◆ Dataset content
========================
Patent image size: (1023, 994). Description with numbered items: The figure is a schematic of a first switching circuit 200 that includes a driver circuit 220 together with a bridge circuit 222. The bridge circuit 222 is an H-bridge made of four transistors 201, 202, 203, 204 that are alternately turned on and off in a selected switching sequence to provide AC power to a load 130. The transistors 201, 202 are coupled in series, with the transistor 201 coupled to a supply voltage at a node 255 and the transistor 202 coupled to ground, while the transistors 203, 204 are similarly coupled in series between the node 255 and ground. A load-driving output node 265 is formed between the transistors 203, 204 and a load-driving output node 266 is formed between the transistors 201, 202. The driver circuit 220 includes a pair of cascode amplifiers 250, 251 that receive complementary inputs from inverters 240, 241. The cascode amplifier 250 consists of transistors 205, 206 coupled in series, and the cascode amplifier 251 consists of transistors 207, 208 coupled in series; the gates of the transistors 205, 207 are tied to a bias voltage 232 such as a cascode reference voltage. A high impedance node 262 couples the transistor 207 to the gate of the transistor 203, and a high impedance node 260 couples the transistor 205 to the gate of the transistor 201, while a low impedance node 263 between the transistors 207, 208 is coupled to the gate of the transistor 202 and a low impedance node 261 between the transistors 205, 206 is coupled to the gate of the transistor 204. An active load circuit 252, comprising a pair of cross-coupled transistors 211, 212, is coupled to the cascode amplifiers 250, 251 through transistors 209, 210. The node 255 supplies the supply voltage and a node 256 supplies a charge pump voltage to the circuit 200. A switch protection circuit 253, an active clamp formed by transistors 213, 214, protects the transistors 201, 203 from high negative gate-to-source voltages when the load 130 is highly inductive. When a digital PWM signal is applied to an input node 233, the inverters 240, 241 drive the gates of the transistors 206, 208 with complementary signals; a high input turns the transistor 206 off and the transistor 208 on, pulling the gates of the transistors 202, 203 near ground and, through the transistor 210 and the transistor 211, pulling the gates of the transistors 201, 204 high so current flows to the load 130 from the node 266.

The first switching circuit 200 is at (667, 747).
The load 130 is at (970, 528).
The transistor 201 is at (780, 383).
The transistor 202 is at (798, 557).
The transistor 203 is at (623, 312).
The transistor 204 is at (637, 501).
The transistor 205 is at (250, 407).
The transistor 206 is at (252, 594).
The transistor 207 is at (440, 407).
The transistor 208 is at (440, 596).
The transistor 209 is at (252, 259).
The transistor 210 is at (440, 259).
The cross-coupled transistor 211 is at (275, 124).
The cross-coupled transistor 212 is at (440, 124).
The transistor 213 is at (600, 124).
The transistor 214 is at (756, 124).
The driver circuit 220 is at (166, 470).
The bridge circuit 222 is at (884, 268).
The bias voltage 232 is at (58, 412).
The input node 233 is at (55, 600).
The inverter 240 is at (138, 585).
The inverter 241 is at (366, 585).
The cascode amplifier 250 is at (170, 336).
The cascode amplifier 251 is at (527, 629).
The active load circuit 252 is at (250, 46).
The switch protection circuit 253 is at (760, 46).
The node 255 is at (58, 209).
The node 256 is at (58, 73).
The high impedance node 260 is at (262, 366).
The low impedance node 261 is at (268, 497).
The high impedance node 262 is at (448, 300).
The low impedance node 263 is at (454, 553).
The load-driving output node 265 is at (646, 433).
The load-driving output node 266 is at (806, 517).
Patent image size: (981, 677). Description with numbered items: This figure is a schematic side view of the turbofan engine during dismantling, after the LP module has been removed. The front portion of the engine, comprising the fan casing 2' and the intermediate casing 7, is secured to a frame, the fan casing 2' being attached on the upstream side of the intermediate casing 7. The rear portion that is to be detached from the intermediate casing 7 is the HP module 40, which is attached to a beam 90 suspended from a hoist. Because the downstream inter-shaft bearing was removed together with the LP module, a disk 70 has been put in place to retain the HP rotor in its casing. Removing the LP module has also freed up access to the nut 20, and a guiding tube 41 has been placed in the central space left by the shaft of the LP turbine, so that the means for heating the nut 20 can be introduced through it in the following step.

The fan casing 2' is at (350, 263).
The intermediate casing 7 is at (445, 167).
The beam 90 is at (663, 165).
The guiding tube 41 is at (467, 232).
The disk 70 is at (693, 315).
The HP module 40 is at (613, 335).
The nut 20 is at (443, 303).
========================
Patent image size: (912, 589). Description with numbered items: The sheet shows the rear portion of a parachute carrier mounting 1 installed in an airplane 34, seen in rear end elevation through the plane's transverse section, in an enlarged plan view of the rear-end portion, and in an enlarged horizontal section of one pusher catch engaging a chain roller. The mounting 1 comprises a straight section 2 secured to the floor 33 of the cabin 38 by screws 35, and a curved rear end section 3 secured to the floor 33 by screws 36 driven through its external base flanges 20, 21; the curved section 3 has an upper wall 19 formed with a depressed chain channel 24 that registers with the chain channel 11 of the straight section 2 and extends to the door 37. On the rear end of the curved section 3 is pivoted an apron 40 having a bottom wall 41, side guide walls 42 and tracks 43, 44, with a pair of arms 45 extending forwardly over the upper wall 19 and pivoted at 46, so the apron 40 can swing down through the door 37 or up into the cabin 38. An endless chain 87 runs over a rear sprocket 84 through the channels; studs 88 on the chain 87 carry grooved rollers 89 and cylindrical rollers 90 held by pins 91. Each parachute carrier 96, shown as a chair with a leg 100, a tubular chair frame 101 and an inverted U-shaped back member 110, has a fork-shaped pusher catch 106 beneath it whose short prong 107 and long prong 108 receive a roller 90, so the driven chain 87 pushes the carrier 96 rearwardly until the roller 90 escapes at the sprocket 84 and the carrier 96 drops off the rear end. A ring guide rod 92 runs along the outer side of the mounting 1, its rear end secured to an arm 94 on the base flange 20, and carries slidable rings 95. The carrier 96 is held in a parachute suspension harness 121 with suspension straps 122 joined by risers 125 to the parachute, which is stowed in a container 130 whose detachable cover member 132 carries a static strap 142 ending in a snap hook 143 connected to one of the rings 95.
========================
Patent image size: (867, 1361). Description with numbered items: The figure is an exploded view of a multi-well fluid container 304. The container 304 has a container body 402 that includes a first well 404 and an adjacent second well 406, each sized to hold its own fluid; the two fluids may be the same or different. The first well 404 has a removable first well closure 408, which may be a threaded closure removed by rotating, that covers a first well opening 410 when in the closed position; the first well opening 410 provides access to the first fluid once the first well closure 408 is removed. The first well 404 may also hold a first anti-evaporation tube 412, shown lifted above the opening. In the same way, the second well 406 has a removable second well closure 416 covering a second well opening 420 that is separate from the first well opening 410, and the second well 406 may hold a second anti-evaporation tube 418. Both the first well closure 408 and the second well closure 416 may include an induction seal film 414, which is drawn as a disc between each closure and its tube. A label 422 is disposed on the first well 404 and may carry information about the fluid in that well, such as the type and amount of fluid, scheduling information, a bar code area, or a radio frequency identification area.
========================
◆ Problem details
Please recast the data starting at the line that contains "Patent image size: (981, 677)." and ending at the line that contains "The nut 20 is at (443, 303)." as a two-column CSV with the headers input and output. Put each value in a quoted field and replace its line breaks with spaces.

◆ Expected answer
input,output
"Patent image size: (981, 677). Description with numbered items: This figure is a schematic side view of the turbofan engine during dismantling, after the LP module has been removed. The front portion of the engine, comprising the fan casing 2' and the intermediate casing 7, is secured to a frame, the fan casing 2' being attached on the upstream side of the intermediate casing 7. The rear portion that is to be detached from the intermediate casing 7 is the HP module 40, which is attached to a beam 90 suspended from a hoist. Because the downstream inter-shaft bearing was removed together with the LP module, a disk 70 has been put in place to retain the HP rotor in its casing. Removing the LP module has also freed up access to the nut 20, and a guiding tube 41 has been placed in the central space left by the shaft of the LP turbine, so that the means for heating the nut 20 can be introduced through it in the following step.","The fan casing 2' is at (350, 263). The intermediate casing 7 is at (445, 167). The beam 90 is at (663, 165). The guiding tube 41 is at (467, 232). The disk 70 is at (693, 315). The HP module 40 is at (613, 335). The nut 20 is at (443, 303)."